Texto de lectura
——
PLAÑIDERAS Y REZADORAS
CUANDO EL LLANTO NO ES DEBILIDAD
Oaxaca, Oax.
Cuando falleció mi bisabuela, cada vez que alguien entraba a casa a dejar la limosna, un apoyo económico que se da por el duelo, todas las mujeres lloraban fuerte. Luego se calmaban y cuando alguien volvía a entrar reiniciaban los sollozos, los gritos y así toda la tarde. De pronto, como niño que era, sí me daban ganas de reír en medio de tanto histrionismo. No sé si se “rentaban” para llorar, pero sí ayudaban a la catarsis.
Damián ahora tiene 35 años, habla de sus recuerdos y del papel de las mujeres durante la muerte y del llanto o las lágrimas que causa el duelo en su lugar de origen, Juchitán.
El llanto es una capacidad no reconocida, asociada generalmente a la debilidad y relegada a las mujeres, no sólo en esa región, sino dentro de todo el sistema patriarcal. Se llora de nostalgia, también de alegría, desde luego por la muerte de una persona amada. incluso por unos cuantos pesos en un funeral, como lo hacían las mujeres conocidas como plañideras, lloronas o lastimeras en algunas regiones de México.
Solían asistir a los funerales vestidas con ropa y velo negro por invitación de los familiares, a quienes acompañaban con sus gritos y lamentos. Y al final recibían una compensación económica.
El origen de las plañideras data del antiguo Egipto, donde había un tabú que prohibía a los deudos llorar en público. En México hay registros que sugieren que las plañideras tuvieron su mayor auge en el período posterior a la Revolución. Su participación en los ritos fúnebres ha sido variable, tenían la cualidad de contagiar o provocar el llanto en los deudos. Además de intentar que los dolientes profundizaran en el dolor, buscaban que el lamento fuera sincero; en otros casos el objetivo sólo era reforzar las virtudes de la persona difunta o su importancia social.
Pronto esta práctica de acompañar a los dolientes con llanto se fue convirtiendo en uno de los oficios más populares, especialmente en las ciudades del centro del país, en Michoacán, Querétaro, San Luis Potosí, Guanajuato, Ciudad de México y el Estado de México.
Como oficio parece estar en extinción debido a las prácticas modernas de hacer espectáculo la tradición. Algunos reportes periodísticos informan que es posible verlas actuando, por ejemplo, en el concurso de Plañideras que se efectúa en San Juan del Río, Querétaro. En él se lamentan por la muerte de algún famoso, en ocasiones también forman comparsas y desarrollan espectáculos dentro de algunas festividades relacionadas con la muerte.
——
Ejercicio breve
Retoma, por favor, el texto sobre las plañideras y continúalo a partir de su última oración. Las líneas que vienen a continuación no tienen relación con el texto sobre las plañideras.
——
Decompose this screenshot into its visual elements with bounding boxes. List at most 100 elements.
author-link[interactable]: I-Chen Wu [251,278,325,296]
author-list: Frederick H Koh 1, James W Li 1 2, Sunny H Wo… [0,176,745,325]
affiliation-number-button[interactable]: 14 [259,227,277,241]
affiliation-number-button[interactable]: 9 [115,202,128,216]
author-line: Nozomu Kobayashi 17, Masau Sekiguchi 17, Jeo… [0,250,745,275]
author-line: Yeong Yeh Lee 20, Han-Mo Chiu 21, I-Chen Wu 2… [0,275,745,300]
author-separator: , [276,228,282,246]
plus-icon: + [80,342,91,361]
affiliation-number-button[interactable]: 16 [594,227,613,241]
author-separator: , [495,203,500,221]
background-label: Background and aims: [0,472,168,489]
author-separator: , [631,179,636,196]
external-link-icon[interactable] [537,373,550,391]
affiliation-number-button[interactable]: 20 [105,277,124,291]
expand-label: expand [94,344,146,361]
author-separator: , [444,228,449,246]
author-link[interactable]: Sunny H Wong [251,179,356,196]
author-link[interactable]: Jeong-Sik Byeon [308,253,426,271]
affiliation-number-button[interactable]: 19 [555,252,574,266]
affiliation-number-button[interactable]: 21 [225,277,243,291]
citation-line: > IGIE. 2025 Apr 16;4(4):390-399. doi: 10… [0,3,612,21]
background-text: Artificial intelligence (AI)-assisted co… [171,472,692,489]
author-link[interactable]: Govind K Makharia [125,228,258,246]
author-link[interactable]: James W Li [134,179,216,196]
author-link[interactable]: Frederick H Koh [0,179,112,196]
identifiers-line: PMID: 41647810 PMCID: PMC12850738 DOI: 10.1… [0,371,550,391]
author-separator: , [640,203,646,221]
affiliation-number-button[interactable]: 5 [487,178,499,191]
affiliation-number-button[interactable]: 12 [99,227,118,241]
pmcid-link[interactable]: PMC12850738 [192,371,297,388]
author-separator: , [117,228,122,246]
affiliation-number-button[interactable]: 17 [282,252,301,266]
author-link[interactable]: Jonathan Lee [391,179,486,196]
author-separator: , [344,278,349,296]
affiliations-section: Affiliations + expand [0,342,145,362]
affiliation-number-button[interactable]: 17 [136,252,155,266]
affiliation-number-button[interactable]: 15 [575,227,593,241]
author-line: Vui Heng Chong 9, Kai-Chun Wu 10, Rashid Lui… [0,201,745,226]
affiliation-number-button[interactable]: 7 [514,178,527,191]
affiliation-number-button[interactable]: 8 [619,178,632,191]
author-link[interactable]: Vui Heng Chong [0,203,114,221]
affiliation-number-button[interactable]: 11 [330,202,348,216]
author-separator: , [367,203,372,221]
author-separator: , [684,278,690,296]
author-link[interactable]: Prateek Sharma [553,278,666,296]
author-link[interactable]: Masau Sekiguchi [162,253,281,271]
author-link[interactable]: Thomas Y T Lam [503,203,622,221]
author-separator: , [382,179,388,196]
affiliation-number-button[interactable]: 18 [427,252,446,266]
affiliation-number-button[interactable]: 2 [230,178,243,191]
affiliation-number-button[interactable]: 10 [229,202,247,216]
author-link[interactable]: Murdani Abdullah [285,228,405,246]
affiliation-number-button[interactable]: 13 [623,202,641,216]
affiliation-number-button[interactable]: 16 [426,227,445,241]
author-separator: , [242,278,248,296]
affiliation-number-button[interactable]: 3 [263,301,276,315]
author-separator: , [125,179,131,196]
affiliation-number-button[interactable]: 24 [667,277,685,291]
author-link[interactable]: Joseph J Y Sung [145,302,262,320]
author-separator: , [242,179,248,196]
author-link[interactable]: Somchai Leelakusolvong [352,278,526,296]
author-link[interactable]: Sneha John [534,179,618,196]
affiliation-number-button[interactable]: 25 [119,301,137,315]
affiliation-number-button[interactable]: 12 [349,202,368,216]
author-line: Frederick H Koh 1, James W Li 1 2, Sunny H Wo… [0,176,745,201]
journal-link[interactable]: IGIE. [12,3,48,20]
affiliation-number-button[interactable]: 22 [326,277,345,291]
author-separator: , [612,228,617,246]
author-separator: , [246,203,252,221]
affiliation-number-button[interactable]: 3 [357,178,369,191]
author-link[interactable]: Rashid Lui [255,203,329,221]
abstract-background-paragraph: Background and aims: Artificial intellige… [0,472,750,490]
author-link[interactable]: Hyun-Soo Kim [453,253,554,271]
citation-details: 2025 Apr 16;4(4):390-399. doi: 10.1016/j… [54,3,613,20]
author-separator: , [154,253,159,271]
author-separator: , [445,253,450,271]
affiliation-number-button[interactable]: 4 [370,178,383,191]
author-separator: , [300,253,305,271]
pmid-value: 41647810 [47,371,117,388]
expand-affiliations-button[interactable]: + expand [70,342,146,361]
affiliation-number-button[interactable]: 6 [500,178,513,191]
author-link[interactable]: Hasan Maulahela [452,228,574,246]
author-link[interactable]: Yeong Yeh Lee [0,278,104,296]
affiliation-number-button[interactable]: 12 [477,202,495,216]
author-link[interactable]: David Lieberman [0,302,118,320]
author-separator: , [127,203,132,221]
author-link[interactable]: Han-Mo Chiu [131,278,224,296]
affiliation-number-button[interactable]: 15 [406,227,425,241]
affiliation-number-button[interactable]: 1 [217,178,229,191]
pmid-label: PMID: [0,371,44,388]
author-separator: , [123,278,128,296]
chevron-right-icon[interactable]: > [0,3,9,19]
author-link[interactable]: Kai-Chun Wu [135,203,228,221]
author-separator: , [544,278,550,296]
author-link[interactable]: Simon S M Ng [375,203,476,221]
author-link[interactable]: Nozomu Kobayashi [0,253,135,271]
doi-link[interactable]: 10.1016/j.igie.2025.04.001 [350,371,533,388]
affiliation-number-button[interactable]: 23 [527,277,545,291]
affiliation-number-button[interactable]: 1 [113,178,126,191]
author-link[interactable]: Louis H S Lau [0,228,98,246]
——
Respuesta a continuación
A pesar de eso, aún existe la figura de las plañideras en México, aunque no en el sentido egipcio y no necesariamente con ese nombre. En Oaxaca hay relatos orales que hablan de “las lloronas” en algunas comunidades de la región Valles Centrales, la más cercana a la capital del estado.
En el Istmo de Tehuantepec, de donde es Damián, aunque no tienen un nombre específico, las mujeres que acompañan a los dolientes o que tenían algún afecto por la persona difunta, lloran como si fueran sus familiares quienes están postrados frente al altar.
Imaginen esa casa en la que los dolientes, la viuda o la madre están sentados frente al cuerpo de la persona fallecida; de pronto llega alguien con quien el difunto o difunta tuvo alguna cercanía y empieza el llanto a inundar el lugar. Luego viene un silencio, suspiros. Y más tarde, si nuevamente llega una persona, el llanto se vuelve a manifestar.
Así es el duelo, pero la carga espiritual o religiosa parece estar en las mujeres, cuenta Damián. “Mientras adentro las mujeres lloran y rezan, afuera los hombres beben, tocan canciones y cuentan chistes en el patio. Como dos espacios diferentes, pero pegados”.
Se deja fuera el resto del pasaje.